### SHORT PROBLEM
Transcribe all of the material exactly, except for its pictures.

### ENTRIES PROVIDED
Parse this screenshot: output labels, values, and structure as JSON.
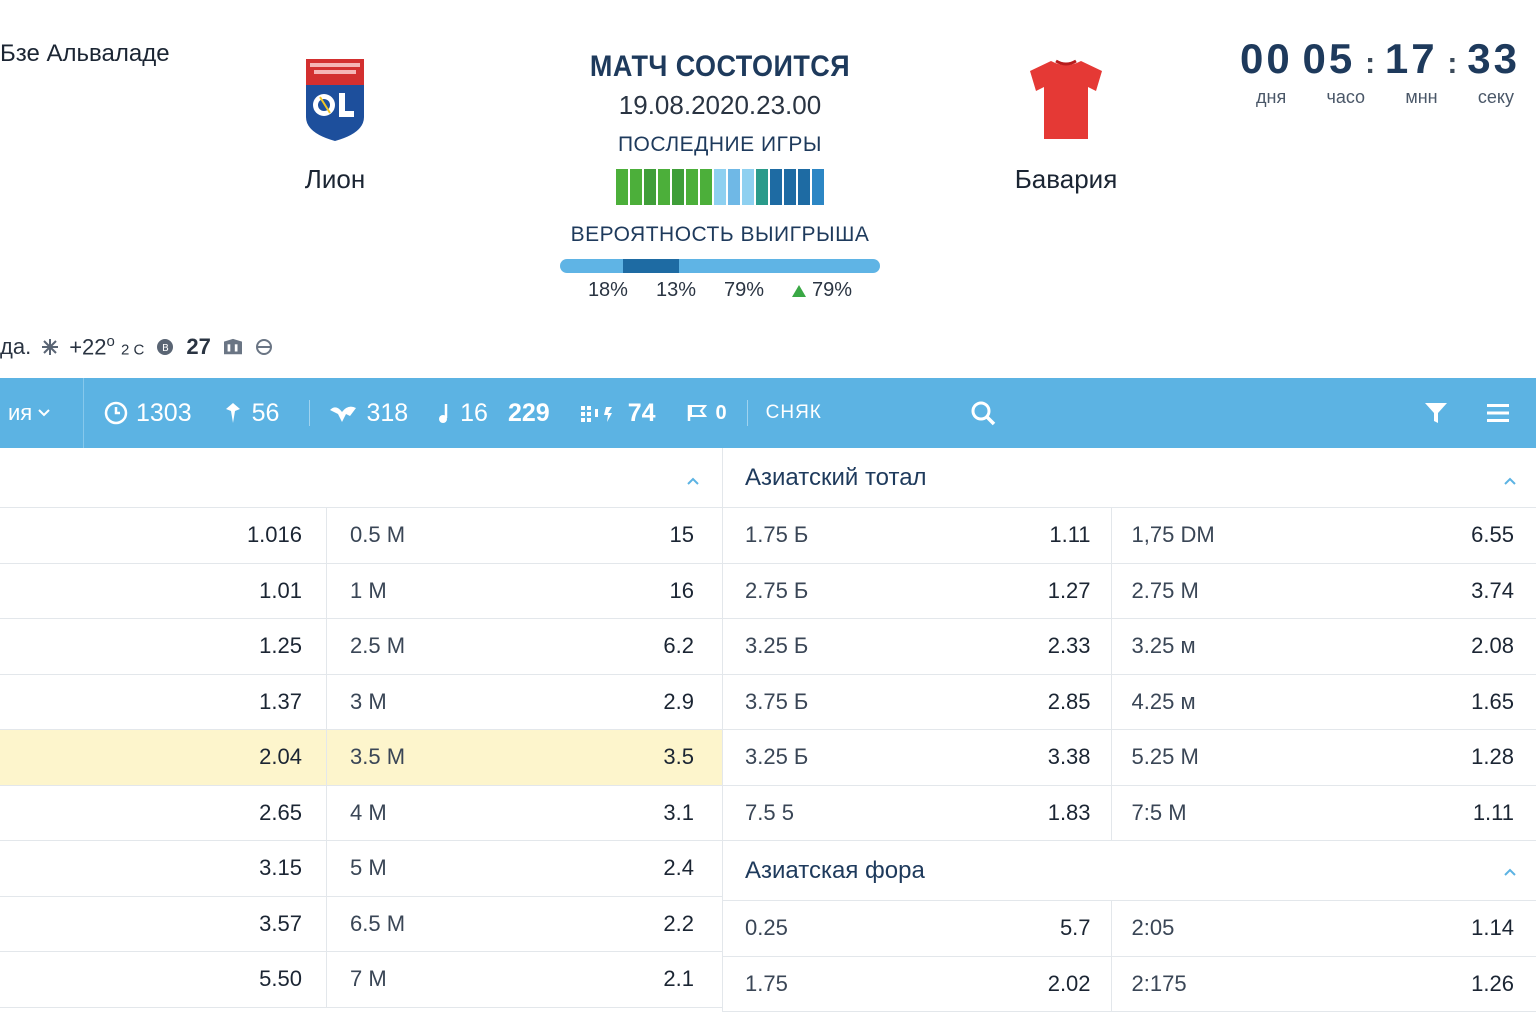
{
  "header": {
    "venue": "Бзе Альваладе",
    "home_team": {
      "name": "Лион",
      "crest": "lyon-crest-icon"
    },
    "away_team": {
      "name": "Бавария",
      "crest": "red-shirt-icon"
    },
    "match_status": "МАТЧ СОСТОИТСЯ",
    "match_date": "19.08.2020.23.00",
    "last_games_title": "ПОСЛЕДНИЕ ИГРЫ",
    "form_bar_colors": [
      "#4caf3a",
      "#4caf3a",
      "#3f9e39",
      "#4caf3a",
      "#3f9e39",
      "#4caf3a",
      "#4caf3a",
      "#8ed0f0",
      "#6fb8e6",
      "#8ed0f0",
      "#2a9b8a",
      "#1e6ba3",
      "#1e6ba3",
      "#1e6ba3",
      "#2c86c4"
    ],
    "win_probability_title": "ВЕРОЯТНОСТЬ ВЫИГРЫША",
    "win_probability": {
      "home": 18,
      "draw": 13,
      "away": 79
    },
    "prob_values": [
      "18%",
      "13%",
      "79%",
      "79%"
    ],
    "countdown": {
      "days": "00",
      "hours": "05",
      "minutes": "17",
      "seconds": "33",
      "labels": [
        "дня",
        "часо",
        "мнн",
        "секу"
      ]
    },
    "weather": {
      "prefix": "да.",
      "temperature": "+22",
      "degree": "o",
      "small": "2 C",
      "count": "27",
      "icons": [
        "snow-icon",
        "coin-icon",
        "shield-icon",
        "globe-icon"
      ]
    }
  },
  "toolbar": {
    "market_label": "ия",
    "stats": [
      {
        "icon": "clock-icon",
        "value": "1303"
      },
      {
        "icon": "pin-icon",
        "value": "56"
      },
      {
        "icon": "bird-icon",
        "value": "318"
      },
      {
        "icon": "note-icon",
        "value": "16"
      },
      {
        "icon": "",
        "value": "229"
      },
      {
        "icon": "grid-icon",
        "value": "74"
      },
      {
        "icon": "flag-icon",
        "value": "0"
      }
    ],
    "more_label": "СНЯК",
    "accent": "#5cb3e3"
  },
  "left_table": {
    "rows": [
      {
        "c1": "1.016",
        "label": "0.5 М",
        "odd": "15"
      },
      {
        "c1": "1.01",
        "label": "1 М",
        "odd": "16"
      },
      {
        "c1": "1.25",
        "label": "2.5 М",
        "odd": "6.2"
      },
      {
        "c1": "1.37",
        "label": "3 М",
        "odd": "2.9"
      },
      {
        "c1": "2.04",
        "label": "3.5 М",
        "odd": "3.5",
        "highlight": true
      },
      {
        "c1": "2.65",
        "label": "4 М",
        "odd": "3.1"
      },
      {
        "c1": "3.15",
        "label": "5 М",
        "odd": "2.4"
      },
      {
        "c1": "3.57",
        "label": "6.5 М",
        "odd": "2.2"
      },
      {
        "c1": "5.50",
        "label": "7 М",
        "odd": "2.1"
      }
    ]
  },
  "asian_total": {
    "title": "Азиатский тотал",
    "rows": [
      {
        "l1": "1.75 Б",
        "o1": "1.11",
        "l2": "1,75 DM",
        "o2": "6.55"
      },
      {
        "l1": "2.75 Б",
        "o1": "1.27",
        "l2": "2.75 М",
        "o2": "3.74"
      },
      {
        "l1": "3.25 Б",
        "o1": "2.33",
        "l2": "3.25 м",
        "o2": "2.08"
      },
      {
        "l1": "3.75 Б",
        "o1": "2.85",
        "l2": "4.25 м",
        "o2": "1.65"
      },
      {
        "l1": "3.25 Б",
        "o1": "3.38",
        "l2": "5.25 М",
        "o2": "1.28"
      },
      {
        "l1": "7.5 5",
        "o1": "1.83",
        "l2": "7:5 М",
        "o2": "1.11"
      }
    ]
  },
  "asian_handicap": {
    "title": "Азиатская фора",
    "rows": [
      {
        "l1": "0.25",
        "o1": "5.7",
        "l2": "2:05",
        "o2": "1.14"
      },
      {
        "l1": "1.75",
        "o1": "2.02",
        "l2": "2:175",
        "o2": "1.26"
      }
    ]
  }
}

### FULL SOLUTION
Parse this screenshot: output labels, values, and structure as JSON.
{
  "header": {
    "venue": "Бзе Альваладе",
    "home_team": {
      "name": "Лион",
      "crest": "lyon-crest-icon"
    },
    "away_team": {
      "name": "Бавария",
      "crest": "red-shirt-icon"
    },
    "match_status": "МАТЧ СОСТОИТСЯ",
    "match_date": "19.08.2020.23.00",
    "last_games_title": "ПОСЛЕДНИЕ ИГРЫ",
    "form_bar_colors": [
      "#4caf3a",
      "#4caf3a",
      "#3f9e39",
      "#4caf3a",
      "#3f9e39",
      "#4caf3a",
      "#4caf3a",
      "#8ed0f0",
      "#6fb8e6",
      "#8ed0f0",
      "#2a9b8a",
      "#1e6ba3",
      "#1e6ba3",
      "#1e6ba3",
      "#2c86c4"
    ],
    "win_probability_title": "ВЕРОЯТНОСТЬ ВЫИГРЫША",
    "win_probability": {
      "home": 18,
      "draw": 13,
      "away": 79
    },
    "prob_values": [
      "18%",
      "13%",
      "79%",
      "79%"
    ],
    "countdown": {
      "days": "00",
      "hours": "05",
      "minutes": "17",
      "seconds": "33",
      "labels": [
        "дня",
        "часо",
        "мнн",
        "секу"
      ]
    },
    "weather": {
      "prefix": "да.",
      "temperature": "+22",
      "degree": "o",
      "small": "2 C",
      "count": "27",
      "icons": [
        "snow-icon",
        "coin-icon",
        "shield-icon",
        "globe-icon"
      ]
    }
  },
  "toolbar": {
    "market_label": "ия",
    "stats": [
      {
        "icon": "clock-icon",
        "value": "1303"
      },
      {
        "icon": "pin-icon",
        "value": "56"
      },
      {
        "icon": "bird-icon",
        "value": "318"
      },
      {
        "icon": "note-icon",
        "value": "16"
      },
      {
        "icon": "",
        "value": "229"
      },
      {
        "icon": "grid-icon",
        "value": "74"
      },
      {
        "icon": "flag-icon",
        "value": "0"
      }
    ],
    "more_label": "СНЯК",
    "accent": "#5cb3e3"
  },
  "left_table": {
    "rows": [
      {
        "c1": "1.016",
        "label": "0.5 М",
        "odd": "15"
      },
      {
        "c1": "1.01",
        "label": "1 М",
        "odd": "16"
      },
      {
        "c1": "1.25",
        "label": "2.5 М",
        "odd": "6.2"
      },
      {
        "c1": "1.37",
        "label": "3 М",
        "odd": "2.9"
      },
      {
        "c1": "2.04",
        "label": "3.5 М",
        "odd": "3.5",
        "highlight": true
      },
      {
        "c1": "2.65",
        "label": "4 М",
        "odd": "3.1"
      },
      {
        "c1": "3.15",
        "label": "5 М",
        "odd": "2.4"
      },
      {
        "c1": "3.57",
        "label": "6.5 М",
        "odd": "2.2"
      },
      {
        "c1": "5.50",
        "label": "7 М",
        "odd": "2.1"
      }
    ]
  },
  "asian_total": {
    "title": "Азиатский тотал",
    "rows": [
      {
        "l1": "1.75 Б",
        "o1": "1.11",
        "l2": "1,75 DM",
        "o2": "6.55"
      },
      {
        "l1": "2.75 Б",
        "o1": "1.27",
        "l2": "2.75 М",
        "o2": "3.74"
      },
      {
        "l1": "3.25 Б",
        "o1": "2.33",
        "l2": "3.25 м",
        "o2": "2.08"
      },
      {
        "l1": "3.75 Б",
        "o1": "2.85",
        "l2": "4.25 м",
        "o2": "1.65"
      },
      {
        "l1": "3.25 Б",
        "o1": "3.38",
        "l2": "5.25 М",
        "o2": "1.28"
      },
      {
        "l1": "7.5 5",
        "o1": "1.83",
        "l2": "7:5 М",
        "o2": "1.11"
      }
    ]
  },
  "asian_handicap": {
    "title": "Азиатская фора",
    "rows": [
      {
        "l1": "0.25",
        "o1": "5.7",
        "l2": "2:05",
        "o2": "1.14"
      },
      {
        "l1": "1.75",
        "o1": "2.02",
        "l2": "2:175",
        "o2": "1.26"
      }
    ]
  }
}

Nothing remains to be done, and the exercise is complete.